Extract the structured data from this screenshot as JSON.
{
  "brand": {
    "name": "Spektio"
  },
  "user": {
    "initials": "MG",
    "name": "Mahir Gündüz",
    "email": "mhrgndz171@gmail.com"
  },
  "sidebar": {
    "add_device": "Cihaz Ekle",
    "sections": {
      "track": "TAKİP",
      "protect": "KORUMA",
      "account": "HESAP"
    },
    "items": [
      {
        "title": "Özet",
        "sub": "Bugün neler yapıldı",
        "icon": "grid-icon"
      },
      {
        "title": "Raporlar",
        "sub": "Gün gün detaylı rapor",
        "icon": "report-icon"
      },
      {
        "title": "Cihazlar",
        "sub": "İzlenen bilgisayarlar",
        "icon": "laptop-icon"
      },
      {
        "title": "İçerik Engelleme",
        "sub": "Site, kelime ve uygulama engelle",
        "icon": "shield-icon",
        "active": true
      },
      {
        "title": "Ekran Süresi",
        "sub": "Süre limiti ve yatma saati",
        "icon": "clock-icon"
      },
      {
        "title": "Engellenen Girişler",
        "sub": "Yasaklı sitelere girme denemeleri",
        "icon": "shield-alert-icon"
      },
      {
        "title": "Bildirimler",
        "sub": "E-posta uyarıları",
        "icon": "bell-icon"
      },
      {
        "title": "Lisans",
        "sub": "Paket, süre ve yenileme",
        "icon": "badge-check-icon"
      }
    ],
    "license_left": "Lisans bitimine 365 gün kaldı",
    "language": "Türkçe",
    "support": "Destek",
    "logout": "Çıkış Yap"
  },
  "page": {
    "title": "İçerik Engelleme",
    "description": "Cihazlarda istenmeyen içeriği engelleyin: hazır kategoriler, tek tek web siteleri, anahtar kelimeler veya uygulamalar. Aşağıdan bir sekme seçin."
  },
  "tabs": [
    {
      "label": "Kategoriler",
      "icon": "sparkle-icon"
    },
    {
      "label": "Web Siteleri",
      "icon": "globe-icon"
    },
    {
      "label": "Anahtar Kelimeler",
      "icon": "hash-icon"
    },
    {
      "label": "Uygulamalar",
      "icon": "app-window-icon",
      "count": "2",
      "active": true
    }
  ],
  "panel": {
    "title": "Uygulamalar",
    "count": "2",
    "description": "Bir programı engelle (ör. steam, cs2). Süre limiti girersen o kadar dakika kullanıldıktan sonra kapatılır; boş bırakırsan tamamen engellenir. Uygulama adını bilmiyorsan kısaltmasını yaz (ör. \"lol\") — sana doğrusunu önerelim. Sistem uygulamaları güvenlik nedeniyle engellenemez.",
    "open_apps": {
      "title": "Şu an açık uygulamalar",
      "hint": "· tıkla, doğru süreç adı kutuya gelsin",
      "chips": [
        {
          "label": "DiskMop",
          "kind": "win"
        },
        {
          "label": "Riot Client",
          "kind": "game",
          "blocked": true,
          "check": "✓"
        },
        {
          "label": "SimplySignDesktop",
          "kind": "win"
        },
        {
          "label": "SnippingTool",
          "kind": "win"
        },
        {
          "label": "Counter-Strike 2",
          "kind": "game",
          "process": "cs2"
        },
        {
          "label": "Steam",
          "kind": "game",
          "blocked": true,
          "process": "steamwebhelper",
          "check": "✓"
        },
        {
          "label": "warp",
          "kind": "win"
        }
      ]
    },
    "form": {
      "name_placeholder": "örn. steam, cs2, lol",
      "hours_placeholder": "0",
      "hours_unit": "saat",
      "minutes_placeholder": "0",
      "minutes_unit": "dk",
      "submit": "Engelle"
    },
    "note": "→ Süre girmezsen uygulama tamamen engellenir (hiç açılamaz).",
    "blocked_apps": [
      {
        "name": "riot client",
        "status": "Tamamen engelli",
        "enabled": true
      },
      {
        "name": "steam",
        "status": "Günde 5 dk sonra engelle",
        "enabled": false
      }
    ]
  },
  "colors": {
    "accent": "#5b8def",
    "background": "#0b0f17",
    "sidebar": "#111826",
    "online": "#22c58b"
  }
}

= Task brief =
Repeat the entries exactly, all of them.

= The answer =
Extract the structured data from this screenshot as JSON.
{
  "brand": {
    "name": "Spektio"
  },
  "user": {
    "initials": "MG",
    "name": "Mahir Gündüz",
    "email": "mhrgndz171@gmail.com"
  },
  "sidebar": {
    "add_device": "Cihaz Ekle",
    "sections": {
      "track": "TAKİP",
      "protect": "KORUMA",
      "account": "HESAP"
    },
    "items": [
      {
        "title": "Özet",
        "sub": "Bugün neler yapıldı",
        "icon": "grid-icon"
      },
      {
        "title": "Raporlar",
        "sub": "Gün gün detaylı rapor",
        "icon": "report-icon"
      },
      {
        "title": "Cihazlar",
        "sub": "İzlenen bilgisayarlar",
        "icon": "laptop-icon"
      },
      {
        "title": "İçerik Engelleme",
        "sub": "Site, kelime ve uygulama engelle",
        "icon": "shield-icon",
        "active": true
      },
      {
        "title": "Ekran Süresi",
        "sub": "Süre limiti ve yatma saati",
        "icon": "clock-icon"
      },
      {
        "title": "Engellenen Girişler",
        "sub": "Yasaklı sitelere girme denemeleri",
        "icon": "shield-alert-icon"
      },
      {
        "title": "Bildirimler",
        "sub": "E-posta uyarıları",
        "icon": "bell-icon"
      },
      {
        "title": "Lisans",
        "sub": "Paket, süre ve yenileme",
        "icon": "badge-check-icon"
      }
    ],
    "license_left": "Lisans bitimine 365 gün kaldı",
    "language": "Türkçe",
    "support": "Destek",
    "logout": "Çıkış Yap"
  },
  "page": {
    "title": "İçerik Engelleme",
    "description": "Cihazlarda istenmeyen içeriği engelleyin: hazır kategoriler, tek tek web siteleri, anahtar kelimeler veya uygulamalar. Aşağıdan bir sekme seçin."
  },
  "tabs": [
    {
      "label": "Kategoriler",
      "icon": "sparkle-icon"
    },
    {
      "label": "Web Siteleri",
      "icon": "globe-icon"
    },
    {
      "label": "Anahtar Kelimeler",
      "icon": "hash-icon"
    },
    {
      "label": "Uygulamalar",
      "icon": "app-window-icon",
      "count": "2",
      "active": true
    }
  ],
  "panel": {
    "title": "Uygulamalar",
    "count": "2",
    "description": "Bir programı engelle (ör. steam, cs2). Süre limiti girersen o kadar dakika kullanıldıktan sonra kapatılır; boş bırakırsan tamamen engellenir. Uygulama adını bilmiyorsan kısaltmasını yaz (ör. \"lol\") — sana doğrusunu önerelim. Sistem uygulamaları güvenlik nedeniyle engellenemez.",
    "open_apps": {
      "title": "Şu an açık uygulamalar",
      "hint": "· tıkla, doğru süreç adı kutuya gelsin",
      "chips": [
        {
          "label": "DiskMop",
          "kind": "win"
        },
        {
          "label": "Riot Client",
          "kind": "game",
          "blocked": true,
          "check": "✓"
        },
        {
          "label": "SimplySignDesktop",
          "kind": "win"
        },
        {
          "label": "SnippingTool",
          "kind": "win"
        },
        {
          "label": "Counter-Strike 2",
          "kind": "game",
          "process": "cs2"
        },
        {
          "label": "Steam",
          "kind": "game",
          "blocked": true,
          "process": "steamwebhelper",
          "check": "✓"
        },
        {
          "label": "warp",
          "kind": "win"
        }
      ]
    },
    "form": {
      "name_placeholder": "örn. steam, cs2, lol",
      "hours_placeholder": "0",
      "hours_unit": "saat",
      "minutes_placeholder": "0",
      "minutes_unit": "dk",
      "submit": "Engelle"
    },
    "note": "→ Süre girmezsen uygulama tamamen engellenir (hiç açılamaz).",
    "blocked_apps": [
      {
        "name": "riot client",
        "status": "Tamamen engelli",
        "enabled": true
      },
      {
        "name": "steam",
        "status": "Günde 5 dk sonra engelle",
        "enabled": false
      }
    ]
  },
  "colors": {
    "accent": "#5b8def",
    "background": "#0b0f17",
    "sidebar": "#111826",
    "online": "#22c58b"
  }
}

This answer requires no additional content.